--- MATERIAL FOR THIS TASK ---

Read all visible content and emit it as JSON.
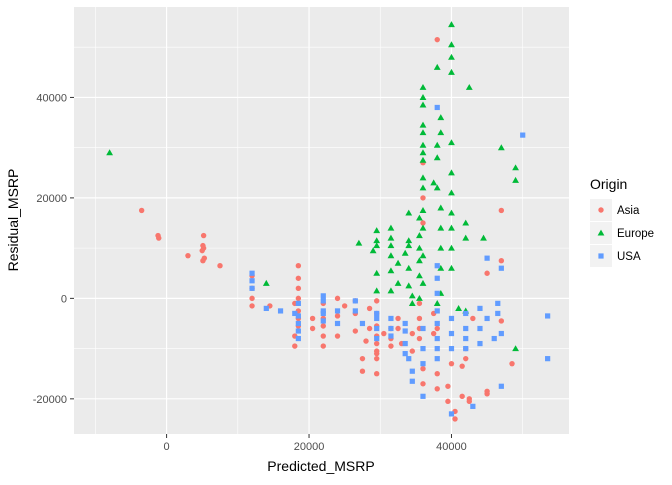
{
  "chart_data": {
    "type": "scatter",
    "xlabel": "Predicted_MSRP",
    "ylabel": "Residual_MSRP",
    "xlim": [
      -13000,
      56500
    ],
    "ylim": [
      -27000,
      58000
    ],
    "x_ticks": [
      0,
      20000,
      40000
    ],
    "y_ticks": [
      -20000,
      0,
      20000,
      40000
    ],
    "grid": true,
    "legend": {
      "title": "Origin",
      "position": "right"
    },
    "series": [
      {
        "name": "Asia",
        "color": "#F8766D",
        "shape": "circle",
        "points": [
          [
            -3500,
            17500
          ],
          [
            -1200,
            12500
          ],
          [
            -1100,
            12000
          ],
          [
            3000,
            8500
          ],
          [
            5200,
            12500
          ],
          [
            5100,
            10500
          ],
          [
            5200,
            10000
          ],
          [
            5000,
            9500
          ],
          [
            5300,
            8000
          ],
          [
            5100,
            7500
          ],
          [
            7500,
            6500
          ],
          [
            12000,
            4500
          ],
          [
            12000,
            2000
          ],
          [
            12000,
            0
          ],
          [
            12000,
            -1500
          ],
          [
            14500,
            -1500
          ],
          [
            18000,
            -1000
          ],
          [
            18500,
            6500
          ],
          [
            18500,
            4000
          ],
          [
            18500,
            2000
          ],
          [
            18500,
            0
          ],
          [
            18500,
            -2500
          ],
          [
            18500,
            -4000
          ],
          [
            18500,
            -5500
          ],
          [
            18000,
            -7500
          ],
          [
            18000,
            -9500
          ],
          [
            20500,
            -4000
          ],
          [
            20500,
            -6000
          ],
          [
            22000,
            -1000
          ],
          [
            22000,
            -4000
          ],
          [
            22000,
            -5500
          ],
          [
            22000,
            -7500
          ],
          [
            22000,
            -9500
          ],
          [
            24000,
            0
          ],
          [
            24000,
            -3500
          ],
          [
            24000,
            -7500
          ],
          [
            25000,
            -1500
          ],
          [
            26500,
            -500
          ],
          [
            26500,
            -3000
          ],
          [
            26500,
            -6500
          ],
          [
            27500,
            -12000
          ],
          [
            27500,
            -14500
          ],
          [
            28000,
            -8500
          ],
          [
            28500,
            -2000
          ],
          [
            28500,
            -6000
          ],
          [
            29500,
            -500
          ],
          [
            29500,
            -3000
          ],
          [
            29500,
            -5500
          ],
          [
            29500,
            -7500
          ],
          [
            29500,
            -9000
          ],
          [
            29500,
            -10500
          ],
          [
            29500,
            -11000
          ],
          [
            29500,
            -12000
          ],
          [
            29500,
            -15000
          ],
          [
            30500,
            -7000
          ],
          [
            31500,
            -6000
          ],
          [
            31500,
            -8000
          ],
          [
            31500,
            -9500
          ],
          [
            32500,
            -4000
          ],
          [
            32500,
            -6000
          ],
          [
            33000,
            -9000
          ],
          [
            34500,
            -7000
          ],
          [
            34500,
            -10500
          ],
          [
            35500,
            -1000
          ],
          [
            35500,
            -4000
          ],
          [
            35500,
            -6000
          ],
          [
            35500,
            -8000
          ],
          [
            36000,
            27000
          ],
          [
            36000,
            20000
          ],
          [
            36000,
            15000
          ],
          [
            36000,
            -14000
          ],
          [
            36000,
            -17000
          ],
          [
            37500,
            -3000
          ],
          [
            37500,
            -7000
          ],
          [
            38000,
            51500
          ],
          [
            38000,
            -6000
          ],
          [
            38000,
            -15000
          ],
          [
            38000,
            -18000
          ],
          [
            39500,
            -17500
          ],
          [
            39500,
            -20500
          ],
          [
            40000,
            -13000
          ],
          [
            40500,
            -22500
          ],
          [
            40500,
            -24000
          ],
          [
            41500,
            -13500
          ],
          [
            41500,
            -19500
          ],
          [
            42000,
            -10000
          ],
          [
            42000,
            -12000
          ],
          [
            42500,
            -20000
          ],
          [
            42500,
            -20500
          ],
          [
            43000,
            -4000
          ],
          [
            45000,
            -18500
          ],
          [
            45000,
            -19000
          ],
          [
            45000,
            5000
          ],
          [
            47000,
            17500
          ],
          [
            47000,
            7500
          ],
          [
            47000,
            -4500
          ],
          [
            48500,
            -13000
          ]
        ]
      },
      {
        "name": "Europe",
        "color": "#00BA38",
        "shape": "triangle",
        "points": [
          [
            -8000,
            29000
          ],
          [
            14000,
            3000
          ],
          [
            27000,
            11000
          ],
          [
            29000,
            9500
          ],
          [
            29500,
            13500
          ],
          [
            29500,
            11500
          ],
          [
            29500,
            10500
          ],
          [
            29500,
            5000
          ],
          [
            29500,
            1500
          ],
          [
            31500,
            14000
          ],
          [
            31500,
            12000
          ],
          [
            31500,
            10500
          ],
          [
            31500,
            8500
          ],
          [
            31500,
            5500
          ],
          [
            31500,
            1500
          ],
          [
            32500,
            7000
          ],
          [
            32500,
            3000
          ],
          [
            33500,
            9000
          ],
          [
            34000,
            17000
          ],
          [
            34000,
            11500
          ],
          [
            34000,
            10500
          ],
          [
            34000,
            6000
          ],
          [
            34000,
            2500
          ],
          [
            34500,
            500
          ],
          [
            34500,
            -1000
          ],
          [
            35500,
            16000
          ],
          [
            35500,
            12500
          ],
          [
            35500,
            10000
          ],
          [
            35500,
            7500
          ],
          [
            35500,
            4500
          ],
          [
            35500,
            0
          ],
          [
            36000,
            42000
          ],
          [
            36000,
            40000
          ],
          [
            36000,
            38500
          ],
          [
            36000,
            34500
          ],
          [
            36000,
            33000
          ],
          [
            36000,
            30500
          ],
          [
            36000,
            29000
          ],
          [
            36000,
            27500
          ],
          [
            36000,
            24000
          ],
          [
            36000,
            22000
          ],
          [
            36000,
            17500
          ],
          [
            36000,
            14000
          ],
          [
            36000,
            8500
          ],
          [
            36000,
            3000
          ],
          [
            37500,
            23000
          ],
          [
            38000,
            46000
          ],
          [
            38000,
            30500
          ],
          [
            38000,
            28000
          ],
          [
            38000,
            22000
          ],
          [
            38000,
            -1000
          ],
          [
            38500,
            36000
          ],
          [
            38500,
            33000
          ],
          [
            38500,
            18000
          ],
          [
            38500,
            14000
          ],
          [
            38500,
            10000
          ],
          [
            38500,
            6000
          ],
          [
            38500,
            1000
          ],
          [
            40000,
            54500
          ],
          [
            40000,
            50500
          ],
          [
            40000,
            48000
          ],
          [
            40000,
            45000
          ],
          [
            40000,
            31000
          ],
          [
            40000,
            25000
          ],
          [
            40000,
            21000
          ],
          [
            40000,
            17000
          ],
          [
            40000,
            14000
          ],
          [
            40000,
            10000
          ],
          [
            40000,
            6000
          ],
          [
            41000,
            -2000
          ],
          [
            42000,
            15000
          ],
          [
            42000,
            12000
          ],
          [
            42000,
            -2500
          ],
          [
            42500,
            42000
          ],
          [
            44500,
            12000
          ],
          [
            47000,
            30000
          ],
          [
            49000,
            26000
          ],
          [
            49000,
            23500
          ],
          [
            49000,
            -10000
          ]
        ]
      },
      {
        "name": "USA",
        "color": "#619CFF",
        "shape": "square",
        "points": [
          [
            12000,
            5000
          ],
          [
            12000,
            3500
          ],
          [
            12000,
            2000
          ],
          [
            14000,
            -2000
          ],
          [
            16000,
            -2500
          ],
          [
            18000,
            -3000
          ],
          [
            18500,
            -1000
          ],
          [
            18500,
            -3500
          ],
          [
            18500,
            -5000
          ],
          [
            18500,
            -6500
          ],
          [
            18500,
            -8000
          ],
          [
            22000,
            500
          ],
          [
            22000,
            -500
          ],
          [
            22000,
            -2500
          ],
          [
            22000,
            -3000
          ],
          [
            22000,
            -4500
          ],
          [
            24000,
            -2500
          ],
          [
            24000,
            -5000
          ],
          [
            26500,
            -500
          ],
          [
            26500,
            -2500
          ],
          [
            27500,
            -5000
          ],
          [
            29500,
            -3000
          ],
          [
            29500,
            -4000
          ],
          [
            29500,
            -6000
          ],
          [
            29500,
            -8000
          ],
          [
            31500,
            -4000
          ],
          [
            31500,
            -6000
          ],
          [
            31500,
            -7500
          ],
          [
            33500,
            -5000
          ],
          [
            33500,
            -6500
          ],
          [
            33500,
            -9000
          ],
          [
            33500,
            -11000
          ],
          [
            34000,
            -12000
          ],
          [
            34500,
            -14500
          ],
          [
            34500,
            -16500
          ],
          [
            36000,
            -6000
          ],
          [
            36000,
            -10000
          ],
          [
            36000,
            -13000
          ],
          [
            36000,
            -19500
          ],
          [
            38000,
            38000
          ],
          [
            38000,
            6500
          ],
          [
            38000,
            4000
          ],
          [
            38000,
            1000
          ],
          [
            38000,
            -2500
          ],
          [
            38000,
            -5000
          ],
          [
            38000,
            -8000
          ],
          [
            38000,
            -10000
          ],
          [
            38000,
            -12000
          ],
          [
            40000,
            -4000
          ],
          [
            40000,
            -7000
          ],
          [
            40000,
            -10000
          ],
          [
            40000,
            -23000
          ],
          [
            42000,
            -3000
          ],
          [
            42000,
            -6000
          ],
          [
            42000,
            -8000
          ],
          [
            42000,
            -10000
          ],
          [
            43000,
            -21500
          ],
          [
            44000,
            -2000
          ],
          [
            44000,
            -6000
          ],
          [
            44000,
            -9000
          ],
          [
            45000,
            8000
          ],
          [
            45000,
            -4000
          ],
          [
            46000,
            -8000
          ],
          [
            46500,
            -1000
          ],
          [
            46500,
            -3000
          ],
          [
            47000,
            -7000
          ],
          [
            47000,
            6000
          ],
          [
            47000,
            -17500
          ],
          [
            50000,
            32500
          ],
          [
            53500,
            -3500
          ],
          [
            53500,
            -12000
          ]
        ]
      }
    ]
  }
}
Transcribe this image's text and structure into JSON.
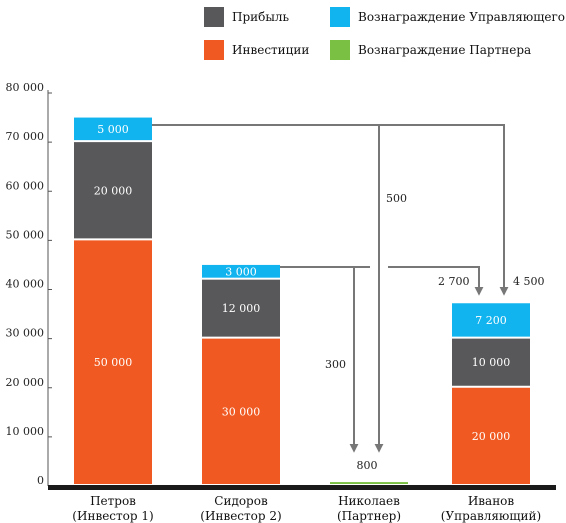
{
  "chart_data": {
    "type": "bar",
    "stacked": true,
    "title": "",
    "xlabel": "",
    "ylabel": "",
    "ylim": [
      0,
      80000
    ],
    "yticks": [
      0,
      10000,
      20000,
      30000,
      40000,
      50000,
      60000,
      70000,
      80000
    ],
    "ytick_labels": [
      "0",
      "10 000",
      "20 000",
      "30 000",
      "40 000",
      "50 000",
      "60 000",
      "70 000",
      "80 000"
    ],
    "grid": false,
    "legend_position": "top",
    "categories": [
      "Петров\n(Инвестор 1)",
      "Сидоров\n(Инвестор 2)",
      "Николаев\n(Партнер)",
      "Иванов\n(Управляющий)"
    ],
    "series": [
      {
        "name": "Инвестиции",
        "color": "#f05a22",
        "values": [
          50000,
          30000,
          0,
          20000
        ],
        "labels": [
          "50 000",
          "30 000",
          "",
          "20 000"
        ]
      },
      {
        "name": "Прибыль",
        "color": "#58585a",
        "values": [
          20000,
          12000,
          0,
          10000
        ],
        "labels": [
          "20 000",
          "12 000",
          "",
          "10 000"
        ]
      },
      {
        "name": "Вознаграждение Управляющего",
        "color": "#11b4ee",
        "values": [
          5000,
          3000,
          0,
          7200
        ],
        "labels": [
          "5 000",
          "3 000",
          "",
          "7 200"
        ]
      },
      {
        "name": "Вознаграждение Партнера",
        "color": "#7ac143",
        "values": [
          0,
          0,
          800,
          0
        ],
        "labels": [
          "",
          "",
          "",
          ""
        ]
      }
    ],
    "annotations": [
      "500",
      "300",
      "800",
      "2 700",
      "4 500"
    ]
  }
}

---

** YOUR INSTRUCTIONS **
Omit the pictures and print again exactly the lines from the one with "Transcribe this image's" through the final line of the entries, both ends included.

** IN RESPONSE **
Transcribe this image's text and structure into JSON.
{
  "chart_data": {
    "type": "bar",
    "stacked": true,
    "title": "",
    "xlabel": "",
    "ylabel": "",
    "ylim": [
      0,
      80000
    ],
    "yticks": [
      0,
      10000,
      20000,
      30000,
      40000,
      50000,
      60000,
      70000,
      80000
    ],
    "ytick_labels": [
      "0",
      "10 000",
      "20 000",
      "30 000",
      "40 000",
      "50 000",
      "60 000",
      "70 000",
      "80 000"
    ],
    "grid": false,
    "legend_position": "top",
    "categories": [
      "Петров\n(Инвестор 1)",
      "Сидоров\n(Инвестор 2)",
      "Николаев\n(Партнер)",
      "Иванов\n(Управляющий)"
    ],
    "series": [
      {
        "name": "Инвестиции",
        "color": "#f05a22",
        "values": [
          50000,
          30000,
          0,
          20000
        ],
        "labels": [
          "50 000",
          "30 000",
          "",
          "20 000"
        ]
      },
      {
        "name": "Прибыль",
        "color": "#58585a",
        "values": [
          20000,
          12000,
          0,
          10000
        ],
        "labels": [
          "20 000",
          "12 000",
          "",
          "10 000"
        ]
      },
      {
        "name": "Вознаграждение Управляющего",
        "color": "#11b4ee",
        "values": [
          5000,
          3000,
          0,
          7200
        ],
        "labels": [
          "5 000",
          "3 000",
          "",
          "7 200"
        ]
      },
      {
        "name": "Вознаграждение Партнера",
        "color": "#7ac143",
        "values": [
          0,
          0,
          800,
          0
        ],
        "labels": [
          "",
          "",
          "",
          ""
        ]
      }
    ],
    "annotations": [
      "500",
      "300",
      "800",
      "2 700",
      "4 500"
    ]
  }
}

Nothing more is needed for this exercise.